> **TASK INSTRUCTIONS**:
Below is a listing; copy all of it exactly.

> **DATA EXTRACT**:
BEGIN

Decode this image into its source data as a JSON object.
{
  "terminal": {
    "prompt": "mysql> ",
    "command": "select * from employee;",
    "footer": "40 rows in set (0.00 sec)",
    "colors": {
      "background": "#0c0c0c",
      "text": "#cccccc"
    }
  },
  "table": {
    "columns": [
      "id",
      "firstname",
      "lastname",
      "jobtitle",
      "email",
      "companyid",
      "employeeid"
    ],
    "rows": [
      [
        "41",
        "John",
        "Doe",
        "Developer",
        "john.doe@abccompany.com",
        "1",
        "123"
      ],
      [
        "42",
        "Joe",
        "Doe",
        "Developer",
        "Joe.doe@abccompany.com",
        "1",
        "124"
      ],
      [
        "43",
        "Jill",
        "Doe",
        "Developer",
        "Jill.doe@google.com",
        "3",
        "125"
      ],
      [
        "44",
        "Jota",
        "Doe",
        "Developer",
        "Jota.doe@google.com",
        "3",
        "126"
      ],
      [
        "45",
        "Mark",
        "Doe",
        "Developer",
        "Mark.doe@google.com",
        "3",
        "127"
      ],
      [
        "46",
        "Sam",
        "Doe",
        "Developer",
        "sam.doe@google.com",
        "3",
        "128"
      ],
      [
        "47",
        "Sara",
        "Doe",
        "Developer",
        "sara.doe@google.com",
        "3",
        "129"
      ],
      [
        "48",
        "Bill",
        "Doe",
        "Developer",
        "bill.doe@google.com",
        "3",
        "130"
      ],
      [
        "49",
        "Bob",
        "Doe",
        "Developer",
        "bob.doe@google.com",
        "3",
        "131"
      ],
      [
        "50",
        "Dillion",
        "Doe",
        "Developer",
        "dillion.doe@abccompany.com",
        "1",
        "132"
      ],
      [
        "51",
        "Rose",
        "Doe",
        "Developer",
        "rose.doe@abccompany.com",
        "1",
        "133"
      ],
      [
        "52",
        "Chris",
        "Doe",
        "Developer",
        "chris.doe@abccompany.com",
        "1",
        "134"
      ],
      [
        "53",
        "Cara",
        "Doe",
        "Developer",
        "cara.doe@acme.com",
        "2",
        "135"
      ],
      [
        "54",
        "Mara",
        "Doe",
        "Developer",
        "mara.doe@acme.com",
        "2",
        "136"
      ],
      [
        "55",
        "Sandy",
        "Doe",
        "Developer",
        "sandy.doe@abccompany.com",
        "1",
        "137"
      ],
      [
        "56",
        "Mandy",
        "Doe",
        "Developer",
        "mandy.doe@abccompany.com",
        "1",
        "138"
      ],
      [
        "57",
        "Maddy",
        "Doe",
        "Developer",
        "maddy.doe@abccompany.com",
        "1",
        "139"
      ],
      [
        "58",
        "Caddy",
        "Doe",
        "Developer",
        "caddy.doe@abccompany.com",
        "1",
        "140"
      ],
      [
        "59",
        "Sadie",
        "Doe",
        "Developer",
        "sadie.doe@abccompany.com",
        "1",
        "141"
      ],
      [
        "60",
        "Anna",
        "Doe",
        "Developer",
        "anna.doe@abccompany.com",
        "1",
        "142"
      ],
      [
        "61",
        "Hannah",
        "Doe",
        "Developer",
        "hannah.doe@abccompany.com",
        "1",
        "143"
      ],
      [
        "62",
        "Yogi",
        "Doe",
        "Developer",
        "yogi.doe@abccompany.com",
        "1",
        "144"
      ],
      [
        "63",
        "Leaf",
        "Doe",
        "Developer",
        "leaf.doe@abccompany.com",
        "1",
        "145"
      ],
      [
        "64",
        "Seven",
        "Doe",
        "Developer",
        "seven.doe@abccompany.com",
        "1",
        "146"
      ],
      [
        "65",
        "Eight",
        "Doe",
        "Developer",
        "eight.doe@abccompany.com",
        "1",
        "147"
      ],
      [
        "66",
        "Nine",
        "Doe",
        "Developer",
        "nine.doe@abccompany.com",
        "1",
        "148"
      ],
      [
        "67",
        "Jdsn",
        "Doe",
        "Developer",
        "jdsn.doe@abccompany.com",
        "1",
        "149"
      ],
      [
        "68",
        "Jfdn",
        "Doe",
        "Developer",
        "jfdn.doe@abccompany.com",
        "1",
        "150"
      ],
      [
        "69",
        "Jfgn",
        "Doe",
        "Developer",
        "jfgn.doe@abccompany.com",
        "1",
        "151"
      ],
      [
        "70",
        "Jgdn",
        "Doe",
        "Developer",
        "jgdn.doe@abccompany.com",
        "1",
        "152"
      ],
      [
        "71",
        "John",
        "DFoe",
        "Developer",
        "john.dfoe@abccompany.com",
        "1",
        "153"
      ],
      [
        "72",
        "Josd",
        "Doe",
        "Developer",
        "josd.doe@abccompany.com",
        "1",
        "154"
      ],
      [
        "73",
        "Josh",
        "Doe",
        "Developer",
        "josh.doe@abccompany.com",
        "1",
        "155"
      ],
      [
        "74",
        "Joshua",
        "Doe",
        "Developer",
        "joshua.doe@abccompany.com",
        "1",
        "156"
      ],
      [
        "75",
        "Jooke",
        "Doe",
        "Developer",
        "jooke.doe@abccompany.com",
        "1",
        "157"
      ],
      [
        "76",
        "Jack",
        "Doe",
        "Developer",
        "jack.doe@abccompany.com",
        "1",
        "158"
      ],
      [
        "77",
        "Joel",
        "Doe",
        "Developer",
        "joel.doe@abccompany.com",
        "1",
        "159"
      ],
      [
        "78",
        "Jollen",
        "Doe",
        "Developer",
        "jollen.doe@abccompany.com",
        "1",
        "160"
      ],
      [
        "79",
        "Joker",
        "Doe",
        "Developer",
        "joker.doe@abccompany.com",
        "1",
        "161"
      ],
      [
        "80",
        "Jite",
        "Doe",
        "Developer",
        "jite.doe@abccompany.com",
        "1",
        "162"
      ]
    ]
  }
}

END

> **SOLUTION TO THIS PROBLEM**:
Decode this image into its source data as a JSON object.
{
  "terminal": {
    "prompt": "mysql> ",
    "command": "select * from employee;",
    "footer": "40 rows in set (0.00 sec)",
    "colors": {
      "background": "#0c0c0c",
      "text": "#cccccc"
    }
  },
  "table": {
    "columns": [
      "id",
      "firstname",
      "lastname",
      "jobtitle",
      "email",
      "companyid",
      "employeeid"
    ],
    "rows": [
      [
        "41",
        "John",
        "Doe",
        "Developer",
        "john.doe@abccompany.com",
        "1",
        "123"
      ],
      [
        "42",
        "Joe",
        "Doe",
        "Developer",
        "Joe.doe@abccompany.com",
        "1",
        "124"
      ],
      [
        "43",
        "Jill",
        "Doe",
        "Developer",
        "Jill.doe@google.com",
        "3",
        "125"
      ],
      [
        "44",
        "Jota",
        "Doe",
        "Developer",
        "Jota.doe@google.com",
        "3",
        "126"
      ],
      [
        "45",
        "Mark",
        "Doe",
        "Developer",
        "Mark.doe@google.com",
        "3",
        "127"
      ],
      [
        "46",
        "Sam",
        "Doe",
        "Developer",
        "sam.doe@google.com",
        "3",
        "128"
      ],
      [
        "47",
        "Sara",
        "Doe",
        "Developer",
        "sara.doe@google.com",
        "3",
        "129"
      ],
      [
        "48",
        "Bill",
        "Doe",
        "Developer",
        "bill.doe@google.com",
        "3",
        "130"
      ],
      [
        "49",
        "Bob",
        "Doe",
        "Developer",
        "bob.doe@google.com",
        "3",
        "131"
      ],
      [
        "50",
        "Dillion",
        "Doe",
        "Developer",
        "dillion.doe@abccompany.com",
        "1",
        "132"
      ],
      [
        "51",
        "Rose",
        "Doe",
        "Developer",
        "rose.doe@abccompany.com",
        "1",
        "133"
      ],
      [
        "52",
        "Chris",
        "Doe",
        "Developer",
        "chris.doe@abccompany.com",
        "1",
        "134"
      ],
      [
        "53",
        "Cara",
        "Doe",
        "Developer",
        "cara.doe@acme.com",
        "2",
        "135"
      ],
      [
        "54",
        "Mara",
        "Doe",
        "Developer",
        "mara.doe@acme.com",
        "2",
        "136"
      ],
      [
        "55",
        "Sandy",
        "Doe",
        "Developer",
        "sandy.doe@abccompany.com",
        "1",
        "137"
      ],
      [
        "56",
        "Mandy",
        "Doe",
        "Developer",
        "mandy.doe@abccompany.com",
        "1",
        "138"
      ],
      [
        "57",
        "Maddy",
        "Doe",
        "Developer",
        "maddy.doe@abccompany.com",
        "1",
        "139"
      ],
      [
        "58",
        "Caddy",
        "Doe",
        "Developer",
        "caddy.doe@abccompany.com",
        "1",
        "140"
      ],
      [
        "59",
        "Sadie",
        "Doe",
        "Developer",
        "sadie.doe@abccompany.com",
        "1",
        "141"
      ],
      [
        "60",
        "Anna",
        "Doe",
        "Developer",
        "anna.doe@abccompany.com",
        "1",
        "142"
      ],
      [
        "61",
        "Hannah",
        "Doe",
        "Developer",
        "hannah.doe@abccompany.com",
        "1",
        "143"
      ],
      [
        "62",
        "Yogi",
        "Doe",
        "Developer",
        "yogi.doe@abccompany.com",
        "1",
        "144"
      ],
      [
        "63",
        "Leaf",
        "Doe",
        "Developer",
        "leaf.doe@abccompany.com",
        "1",
        "145"
      ],
      [
        "64",
        "Seven",
        "Doe",
        "Developer",
        "seven.doe@abccompany.com",
        "1",
        "146"
      ],
      [
        "65",
        "Eight",
        "Doe",
        "Developer",
        "eight.doe@abccompany.com",
        "1",
        "147"
      ],
      [
        "66",
        "Nine",
        "Doe",
        "Developer",
        "nine.doe@abccompany.com",
        "1",
        "148"
      ],
      [
        "67",
        "Jdsn",
        "Doe",
        "Developer",
        "jdsn.doe@abccompany.com",
        "1",
        "149"
      ],
      [
        "68",
        "Jfdn",
        "Doe",
        "Developer",
        "jfdn.doe@abccompany.com",
        "1",
        "150"
      ],
      [
        "69",
        "Jfgn",
        "Doe",
        "Developer",
        "jfgn.doe@abccompany.com",
        "1",
        "151"
      ],
      [
        "70",
        "Jgdn",
        "Doe",
        "Developer",
        "jgdn.doe@abccompany.com",
        "1",
        "152"
      ],
      [
        "71",
        "John",
        "DFoe",
        "Developer",
        "john.dfoe@abccompany.com",
        "1",
        "153"
      ],
      [
        "72",
        "Josd",
        "Doe",
        "Developer",
        "josd.doe@abccompany.com",
        "1",
        "154"
      ],
      [
        "73",
        "Josh",
        "Doe",
        "Developer",
        "josh.doe@abccompany.com",
        "1",
        "155"
      ],
      [
        "74",
        "Joshua",
        "Doe",
        "Developer",
        "joshua.doe@abccompany.com",
        "1",
        "156"
      ],
      [
        "75",
        "Jooke",
        "Doe",
        "Developer",
        "jooke.doe@abccompany.com",
        "1",
        "157"
      ],
      [
        "76",
        "Jack",
        "Doe",
        "Developer",
        "jack.doe@abccompany.com",
        "1",
        "158"
      ],
      [
        "77",
        "Joel",
        "Doe",
        "Developer",
        "joel.doe@abccompany.com",
        "1",
        "159"
      ],
      [
        "78",
        "Jollen",
        "Doe",
        "Developer",
        "jollen.doe@abccompany.com",
        "1",
        "160"
      ],
      [
        "79",
        "Joker",
        "Doe",
        "Developer",
        "joker.doe@abccompany.com",
        "1",
        "161"
      ],
      [
        "80",
        "Jite",
        "Doe",
        "Developer",
        "jite.doe@abccompany.com",
        "1",
        "162"
      ]
    ]
  }
}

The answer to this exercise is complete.